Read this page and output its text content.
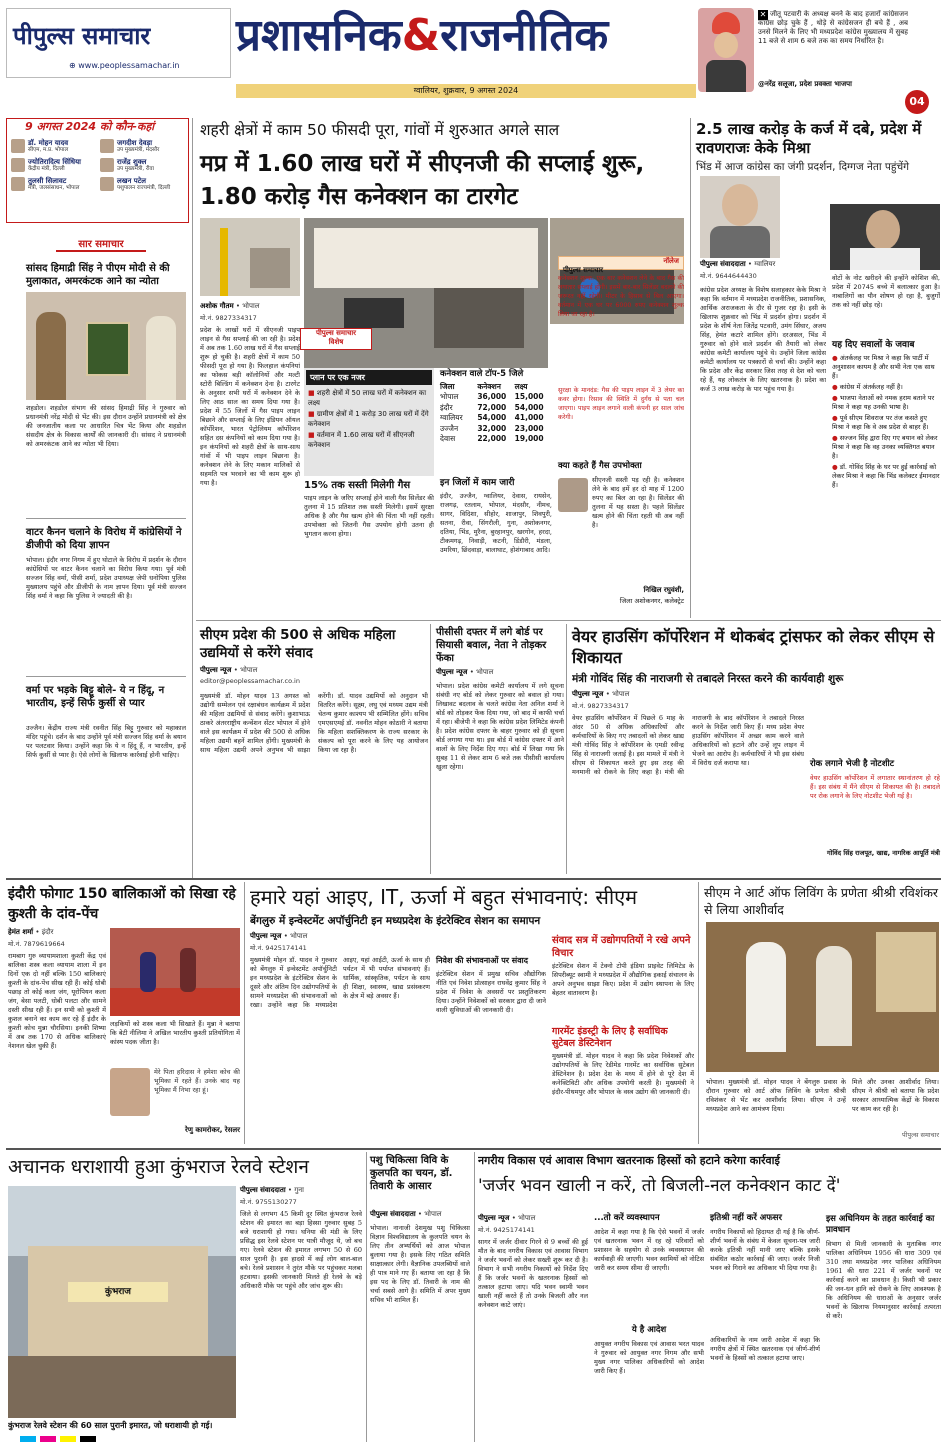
पीपुल्स समाचार
⊕ www.peoplessamachar.in
प्रशासनिक&राजनीतिक
ग्वालियर, शुक्रवार, 9 अगस्त 2024
✕ जीतू पटवारी के अध्यक्ष बनने के बाद हजारों कांग्रेसजन कांग्रेस छोड़ चुके हैं , थोड़े से कांग्रेसजन ही बचे हैं , अब उनसे मिलने के लिए भी मध्यप्रदेश कांग्रेस मुख्यालय में सुबह 11 बजे से शाम 6 बजे तक का समय निर्धारित है।
@नरेंद्र सलूजा, प्रदेश प्रवक्ता भाजपा
04
9 अगस्त 2024 को कौन-कहां
डॉ. मोहन यादव
सीएम, म.प्र. भोपाल
जगदीश देवड़ा
उप मुख्यमंत्री, मंदसौर
ज्योतिरादित्य सिंधिया
केंद्रीय मंत्री, दिल्ली
राजेंद्र शुक्ल
उप मुख्यमंत्री, रीवा
तुलसी सिलावट
मंत्री, जलसंसाधन, भोपाल
लखन पटेल
पशुपालन राज्यमंत्री, दिल्ली
सार समाचार
सांसद हिमाद्री सिंह ने पीएम मोदी से की मुलाकात, अमरकंटक आने का न्योता
शहडोल। शहडोल संभाग की सांसद हिमाद्री सिंह ने गुरुवार को प्रधानमंत्री नरेंद्र मोदी से भेंट की। इस दौरान उन्होंने प्रधानमंत्री को क्षेत्र की जनजातीय कला पर आधारित चित्र भेंट किया और शहडोल संसदीय क्षेत्र के विकास कार्यों की जानकारी दी। सांसद ने प्रधानमंत्री को अमरकंटक आने का न्योता भी दिया।
वाटर कैनन चलाने के विरोध में कांग्रेसियों ने डीजीपी को दिया ज्ञापन
भोपाल। इंदौर नगर निगम में हुए घोटाले के विरोध में प्रदर्शन के दौरान कांग्रेसियों पर वाटर कैनन चलाने का विरोध किया गया। पूर्व मंत्री सज्जन सिंह वर्मा, पीसी शर्मा, प्रदेश उपाध्यक्ष जेपी धनोपिया पुलिस मुख्यालय पहुंचे और डीजीपी के नाम ज्ञापन दिया। पूर्व मंत्री सज्जन सिंह वर्मा ने कहा कि पुलिस ने ज्यादती की है।
वर्मा पर भड़के बिट्टू बोले- ये न हिंदू, न भारतीय, इन्हें सिर्फ कुर्सी से प्यार
उज्जैन। केंद्रीय राज्य मंत्री रवनीत सिंह बिट्टू गुरुवार को महाकाल मंदिर पहुंचे। दर्शन के बाद उन्होंने पूर्व मंत्री सज्जन सिंह वर्मा के बयान पर पलटवार किया। उन्होंने कहा कि ये न हिंदू हैं, न भारतीय, इन्हें सिर्फ कुर्सी से प्यार है। ऐसे लोगों के खिलाफ कार्रवाई होनी चाहिए।
शहरी क्षेत्रों में काम 50 फीसदी पूरा, गांवों में शुरुआत अगले साल
मप्र में 1.60 लाख घरों में सीएनजी की सप्लाई शुरू, 1.80 करोड़ गैस कनेक्शन का टारगेट
अशोक गौतम • भोपाल
मो.नं. 9827334317
प्रदेश के लाखों घरों में सीएनजी पाइप लाइन से गैस सप्लाई की जा रही है। प्रदेश में अब तक 1.60 लाख घरों में गैस सप्लाई शुरू हो चुकी है। शहरी क्षेत्रों में काम 50 फीसदी पूरा हो गया है। फिलहाल कंपनियां का फोकस बड़ी कॉलोनियों और मल्टी स्टोरी बिल्डिंग में कनेक्शन देना है। टारगेट के अनुसार सभी घरों में कनेक्शन देने के लिए आठ साल का समय दिया गया है। प्रदेश में 55 जिलों में गैस पाइप लाइन बिछाने और सप्लाई के लिए इंडियन ऑयल कॉर्पोरेशन, भारत पेट्रोलियम कॉर्पोरेशन सहित दस कंपनियों को काम दिया गया है। इन कंपनियों को शहरी क्षेत्रों के साथ-साथ गांवों में भी पाइप लाइन बिछाना है। कनेक्शन लेने के लिए मकान मालिकों से सहमति पत्र भरवाने का भी काम शुरू हो गया है।
पीपुल्स समाचार
विशेष
प्लान पर एक नजर
■ शहरी क्षेत्रों में 50 लाख घरों में कनेक्शन का लक्ष्य
■ ग्रामीण क्षेत्रों में 1 करोड़ 30 लाख घरों में देंगे कनेक्शन
■ वर्तमान में 1.60 लाख घरों में सीएनजी कनेक्शन
15% तक सस्ती मिलेगी गैस
पाइप लाइन के जरिए सप्लाई होने वाली गैस सिलेंडर की तुलना में 15 प्रतिशत तक सस्ती मिलेगी। इसमें सुरक्षा अधिक है और गैस खत्म होने की चिंता भी नहीं रहती। उपभोक्ता को जितनी गैस उपयोग होगी उतना ही भुगतान करना होगा।
कनेक्शन वाले टॉप-5 जिले
जिला	कनेक्शन	लक्ष्य
भोपाल	36,000	15,000
इंदौर	72,000	54,000
ग्वालियर	54,000	41,000
उज्जैन	32,000	23,000
देवास	22,000	19,000
इन जिलों में काम जारी
इंदौर, उज्जैन, ग्वालियर, देवास, रायसेन, राजगढ़, रतलाम, भोपाल, मंदसौर, नीमच, सागर, विदिशा, सीहोर, शाजापुर, शिवपुरी, सतना, रीवा, सिंगरौली, गुना, अशोकनगर, दतिया, भिंड, मुरैना, बुरहानपुर, खरगोन, हरदा, टीकमगढ़, निवाड़ी, कटनी, डिंडौरी, मंडला, उमरिया, छिंदवाड़ा, बालाघाट, होशंगाबाद आदि।
पीपुल्स समाचार
नॉलेज
कनेक्शन शुल्क: एक बार कनेक्शन लेने के बाद गैस की लगातार सप्लाई होगी। इसमें बार-बार सिलेंडर बदलने की जरूरत नहीं रहेगी। मीटर के हिसाब से बिल आएगा। वर्तमान में एक घर पर 6000 रुपए कनेक्शन शुल्क लिया जा रहा है।
सुरक्षा के मानदंड: गैस की पाइप लाइन में 3 लेयर का कवर होगा। रिसाव की स्थिति में दुर्गंध से पता चल जाएगा। पाइप लाइन लगाने वाली कंपनी हर साल जांच करेगी।
क्या कहते हैं गैस उपभोक्ता
सीएनजी सस्ती पड़ रही है। कनेक्शन लेने के बाद हमें हर दो माह में 1200 रुपए का बिल आ रहा है। सिलेंडर की तुलना में यह सस्ता है। पहले सिलेंडर खत्म होने की चिंता रहती थी अब नहीं है।
निखिल रघुवंशी,
जिला अशोकनगर, कलेक्ट्रेट
2.5 लाख करोड़ के कर्ज में दबे, प्रदेश में रावणराजः केके मिश्रा
भिंड में आज कांग्रेस का जंगी प्रदर्शन, दिग्गज नेता पहुंचेंगे
पीपुल्स संवाददाता • ग्वालियर
मो.नं. 9644644430
कांग्रेस प्रदेश अध्यक्ष के विशेष सलाहकार केके मिश्रा ने कहा कि वर्तमान में मध्यप्रदेश राजनीतिक, प्रशासनिक, आर्थिक अराजकता के दौर से गुजर रहा है। इसी के खिलाफ शुक्रवार को भिंड में प्रदर्शन होगा। प्रदर्शन में प्रदेश के शीर्ष नेता जितेंद्र पटवारी, उमंग सिंघार, अजय सिंह, हेमंत कटारे शामिल होंगे। दरअसल, भिंड में गुरुवार को होने वाले प्रदर्शन की तैयारी को लेकर कांग्रेस कमेटी कार्यालय पहुंचे थे। उन्होंने जिला कांग्रेस कमेटी कार्यालय पर पत्रकारों से चर्चा की। उन्होंने कहा कि प्रदेश और केंद्र सरकार जिस तरह से देश को चला रहे हैं, यह लोकतंत्र के लिए खतरनाक है। प्रदेश का कर्ज 3 लाख करोड़ के पार पहुंच गया है।
वोटों के नोट खरीदने की इन्होंने कोशिश की, प्रदेश में 20745 बच्चे में बलात्कार हुआ है। नाबालिगों का यौन शोषण हो रहा है, बुजुर्गों तक को नहीं छोड़ रहे।
यह दिए सवालों के जवाब
● अंतर्कलह पर मिश्रा ने कहा कि पार्टी में अनुशासन कायम है और सभी नेता एक साथ हैं।
● कांग्रेस में अंतर्कलह नहीं है।
● भाजपा नेताओं को नमक हराम बताने पर मिश्रा ने कहा यह उनकी भाषा है।
● पूर्व सीएम शिवराज पर तंज कसते हुए मिश्रा ने कहा कि वे अब प्रदेश से बाहर हैं।
● सज्जन सिंह द्वारा दिए गए बयान को लेकर मिश्रा ने कहा कि वह उनका व्यक्तिगत बयान है।
● डॉ. गोविंद सिंह के घर पर हुई कार्रवाई को लेकर मिश्रा ने कहा कि भिंड कलेक्टर ईमानदार हैं।
सीएम प्रदेश की 500 से अधिक महिला उद्यमियों से करेंगे संवाद
पीपुल्स न्यूज • भोपाल
editor@peoplessamachar.co.in
मुख्यमंत्री डॉ. मोहन यादव 13 अगस्त को उद्योगी सम्मेलन एवं रक्षाबंधन कार्यक्रम में प्रदेश की महिला उद्यमियों से संवाद करेंगे। कुशाभाऊ ठाकरे अंतरराष्ट्रीय कन्वेंशन सेंटर भोपाल में होने वाले इस कार्यक्रम में प्रदेश की 500 से अधिक महिला उद्यमी बहनें शामिल होंगी। मुख्यमंत्री के साथ महिला उद्यमी अपने अनुभव भी साझा करेंगी। डॉ. यादव उद्यमियों को अनुदान भी वितरित करेंगे। सूक्ष्म, लघु एवं मध्यम उद्यम मंत्री चेतन्य कुमार काश्यप भी सम्मिलित होंगे। सचिव एमएसएमई डॉ. नवनीत मोहन कोठारी ने बताया कि महिला सशक्तिकरण के राज्य सरकार के संकल्प को पूरा करने के लिए यह आयोजन किया जा रहा है।
पीसीसी दफ्तर में लगे बोर्ड पर सियासी बवाल, नेता ने तोड़कर फेंका
पीपुल्स न्यूज • भोपाल
भोपाल। प्रदेश कांग्रेस कमेटी कार्यालय में लगे सूचना संबंधी नए बोर्ड को लेकर गुरुवार को बवाल हो गया। लिखावट बदलाव के चलते कांग्रेस नेता अनिल शर्मा ने बोर्ड को तोड़कर फेंक दिया गया, जो बाद में काफी चर्चा में रहा। बीजेपी ने कहा कि कांग्रेस प्रदेश लिमिटेड कंपनी है। प्रदेश कांग्रेस दफ्तर के बाहर गुरुवार को ही सूचना बोर्ड लगाया गया था। इस बोर्ड में कांग्रेस दफ्तर में आने वालों के लिए निर्देश दिए गए। बोर्ड में लिखा गया कि सुबह 11 से लेकर शाम 6 बजे तक पीसीसी कार्यालय खुला रहेगा।
वेयर हाउसिंग कॉर्पोरेशन में थोकबंद ट्रांसफर को लेकर सीएम से शिकायत
मंत्री गोविंद सिंह की नाराजगी से तबादले निरस्त करने की कार्यवाही शुरू
पीपुल्स न्यूज • भोपाल
मो.नं. 9827334317
वेयर हाउसिंग कॉर्पोरेशन में पिछले 6 माह के अंदर 50 से अधिक अधिकारियों और कर्मचारियों के किए गए तबादलों को लेकर खाद्य मंत्री गोविंद सिंह ने कॉर्पोरेशन के एमडी रवीन्द्र सिंह से नाराजगी जताई है। इस मामले में मंत्री ने सीएम से शिकायत करते हुए इस तरह की मनमानी को रोकने के लिए कहा है। मंत्री की नाराजगी के बाद कॉर्पोरेशन ने तबादले निरस्त करने के निर्देश जारी किए हैं। मध्य प्रदेश वेयर हाउसिंग कॉर्पोरेशन में अच्छा काम करने वाले अधिकारियों को हटाने और उन्हें लूप लाइन में भेजने का आरोप है। कर्मचारियों ने भी इस संबंध में विरोध दर्ज कराया था।	रोक लगाने भेजी है नोटशीट
वेयर हाउसिंग कॉर्पोरेशन में लगातार स्थानांतरण हो रहे हैं। इस संबंध में मैंने सीएम से शिकायत की है। तबादले पर रोक लगाने के लिए नोटशीट भेजी गई है।
गोविंद सिंह राजपूत, खाद्य, नागरिक आपूर्ति मंत्री
इंदौरी फोगाट 150 बालिकाओं को सिखा रहे कुश्ती के दांव-पेंच
हेमंत शर्मा • इंदौर
मो.नं. 7879619664
रामबाग गुरु व्यायामशाला कुश्ती केंद्र एवं बालिका शस्त्र कला व्यायाम शाला में इन दिनों एक दो नहीं बल्कि 150 बालिकाएं कुश्ती के दांव-पेंच सीख रही हैं। कोई धोबी पछाड़ तो कोई कला जंग, यूरोपियन कला जंग, बेसा पलटी, धोबी पलटा और सामने दस्ती सीख रही हैं। इन सभी को कुश्ती में कुशल बनाने का काम कर रहे हैं इंदौर के कुश्ती कोच मुन्ना चौरसिया। इनकी शिष्या में अब तक 170 से अधिक बालिकाएं नेशनल खेल चुकी हैं।
लड़कियों को शस्त्र कला भी सिखाते हैं। मुन्ना ने बताया कि बेटी नीलिमा ने अखिल भारतीय कुश्ती प्रतियोगिता में कांस्य पदक जीता है।
मेरे पिता हरिदास ने हमेशा कोच की भूमिका में रहते हैं। उनके बाद यह भूमिका मैं निभा रहा हूं।
रेणु कामरोकर, रेसलर
हमारे यहां आइए, IT, ऊर्जा में बहुत संभावनाएं: सीएम
बेंगलुरु में इन्वेस्टमेंट अपॉर्चुनिटी इन मध्यप्रदेश के इंटरेक्टिव सेशन का समापन
पीपुल्स न्यूज • भोपाल
मो.नं. 9425174141
मुख्यमंत्री मोहन डॉ. यादव ने गुरुवार को बेंगलुरु में इन्वेस्टमेंट अपॉर्चुनिटी इन मध्यप्रदेश के इंटरेक्टिव सेशन के दूसरे और अंतिम दिन उद्योगपतियों के सामने मध्यप्रदेश की संभावनाओं को रखा। उन्होंने कहा कि मध्यप्रदेश आइए, यहां आईटी, ऊर्जा के साथ ही पर्यटन में भी पर्याप्त संभावनाएं हैं। धार्मिक, सांस्कृतिक, पर्यटन के साथ ही शिक्षा, स्वास्थ्य, खाद्य प्रसंस्करण के क्षेत्र में बड़े अवसर हैं।
निवेश की संभावनाओं पर संवाद
इंटरेक्टिव सेशन में प्रमुख सचिव औद्योगिक नीति एवं निवेश प्रोत्साहन राघवेंद्र कुमार सिंह ने प्रदेश में निवेश के अवसरों पर प्रस्तुतिकरण दिया। उन्होंने निवेशकों को सरकार द्वारा दी जाने वाली सुविधाओं की जानकारी दी।
संवाद सत्र में उद्योगपतियों ने रखे अपने विचार
इंटरेक्टिव सेशन में टेक्नो टोपी इंडिया प्राइवेट लिमिटेड के सिपरीब्यूट स्वामी ने मध्यप्रदेश में औद्योगिक इकाई संचालन के अपने अनुभव साझा किए। प्रदेश में उद्योग स्थापना के लिए बेहतर वातावरण है।
गारमेंट इंडस्ट्री के लिए है सर्वाधिक सुटेबल डेस्टिनेशन
मुख्यमंत्री डॉ. मोहन यादव ने कहा कि प्रदेश निवेशकों और उद्योगपतियों के लिए रेडीमेड गारमेंट का सर्वाधिक सुटेबल डेस्टिनेशन है। प्रदेश देश के मध्य में होने से पूरे देश में कनेक्टिविटी और अधिक उपयोगी करती है। मुख्यमंत्री ने इंदौर-पीथमपुर और भोपाल के वस्त्र उद्योग की जानकारी दी।
सीएम ने आर्ट ऑफ लिविंग के प्रणेता श्रीश्री रविशंकर से लिया आशीर्वाद
भोपाल। मुख्यमंत्री डॉ. मोहन यादव ने बेंगलुरु प्रवास के दौरान गुरुवार को आर्ट ऑफ लिविंग के प्रणेता श्रीश्री रविशंकर से भेंट कर आशीर्वाद लिया। सीएम ने उन्हें मध्यप्रदेश आने का आमंत्रण दिया।
मिले और उनका आशीर्वाद लिया। सीएम ने श्रीश्री को बताया कि प्रदेश सरकार आध्यात्मिक केंद्रों के विकास पर काम कर रही है।
पीपुल्स समाचार
अचानक धराशायी हुआ कुंभराज रेलवे स्टेशन
कुंभराज
कुंभराज रेलवे स्टेशन की 60 साल पुरानी इमारत, जो धराशायी हो गई।
पीपुल्स संवाददाता • गुना
मो.नं. 9755130277
जिले से लगभग 45 किमी दूर स्थित कुंभराज रेलवे स्टेशन की इमारत का बड़ा हिस्सा गुरुवार सुबह 5 बजे धराशायी हो गया। घनिया की मंडी के लिए प्रसिद्ध इस रेलवे स्टेशन पर यात्री मौजूद थे, जो बच गए। रेलवे स्टेशन की इमारत लगभग 50 से 60 साल पुरानी है। इस हादसे में कई लोग बाल-बाल बचे। रेलवे प्रशासन ने तुरंत मौके पर पहुंचकर मलबा हटवाया। इसकी जानकारी मिलते ही रेलवे के बड़े अधिकारी मौके पर पहुंचे और जांच शुरू की।
पशु चिकित्सा विवि के कुलपति का चयन, डॉ. तिवारी के आसार
पीपुल्स संवाददाता • भोपाल
भोपाल। नानाजी देशमुख पशु चिकित्सा विज्ञान विश्वविद्यालय के कुलपति चयन के लिए तीन अभ्यर्थियों को आज भोपाल बुलाया गया है। इसके लिए गठित समिति साक्षात्कार लेगी। वैज्ञानिक उपलब्धियों वाले ही पात्र माने गए हैं। बताया जा रहा है कि इस पद के लिए डॉ. तिवारी के नाम की चर्चा सबसे आगे है। समिति में अपर मुख्य सचिव भी शामिल हैं।
नगरीय विकास एवं आवास विभाग खतरनाक हिस्सों को हटाने करेगा कार्रवाई
'जर्जर भवन खाली न करें, तो बिजली-नल कनेक्शन काट दें'
पीपुल्स न्यूज • भोपाल
मो.नं. 9425174141
सागर में जर्जर दीवार गिरने से 9 बच्चों की हुई मौत के बाद नगरीय विकास एवं आवास विभाग ने जर्जर भवनों को लेकर सख्ती शुरू कर दी है। विभाग ने सभी नगरीय निकायों को निर्देश दिए हैं कि जर्जर भवनों के खतरनाक हिस्सों को तत्काल हटाया जाए। यदि भवन स्वामी भवन खाली नहीं करते हैं तो उनके बिजली और नल कनेक्शन काटे जाएं।
...तो करें व्यवस्थापन
आदेश में कहा गया है कि ऐसे भवनों में जर्जर एवं खतरनाक भवन में रह रहे परिवारों को प्रशासन के सहयोग से उनके व्यवस्थापन की कार्यवाही की जाएगी। भवन स्वामियों को नोटिस जारी कर समय सीमा दी जाएगी।
ये है आदेश
आयुक्त नगरीय विकास एवं आवास भरत यादव ने गुरुवार को आयुक्त नगर निगम और सभी मुख्य नगर पालिका अधिकारियों को आदेश जारी किए हैं।
इतिश्री नहीं करें अफसर
नगरीय निकायों को हिदायत दी गई है कि जीर्ण-शीर्ण भवनों के संबंध में केवल सूचना-पत्र जारी करके इतिश्री नहीं मानी जाए बल्कि इसके संबंधित कठोर कार्रवाई की जाए। जर्जर निजी भवन को गिराने का अधिकार भी दिया गया है।
अधिकारियों के नाम जारी आदेश में कहा कि नगरीय क्षेत्रों में स्थित खतरनाक एवं जीर्ण-शीर्ण भवनों के हिस्सों को तत्काल हटाया जाए।
इस अधिनियम के तहत कार्रवाई का प्रावधान
विभाग से मिली जानकारी के मुताबिक नगर पालिका अधिनियम 1956 की धारा 309 एवं 310 तथा मध्यप्रदेश नगर पालिका अधिनियम 1961 की धारा 221 में जर्जर भवनों पर कार्रवाई करने का प्रावधान है। किसी भी प्रकार की जन-धन हानि को रोकने के लिए आवश्यक है कि अधिनियम की धाराओं के अनुसार जर्जर भवनों के खिलाफ नियमानुसार कार्रवाई तत्परता से करें।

○ ○ ○ ○ ○

TASK INSTRUCTIONS: Collect each line containing the string "peoplessamachar".

IN RESPONSE:
⊕ www.peoplessamachar.in
editor@peoplessamachar.co.in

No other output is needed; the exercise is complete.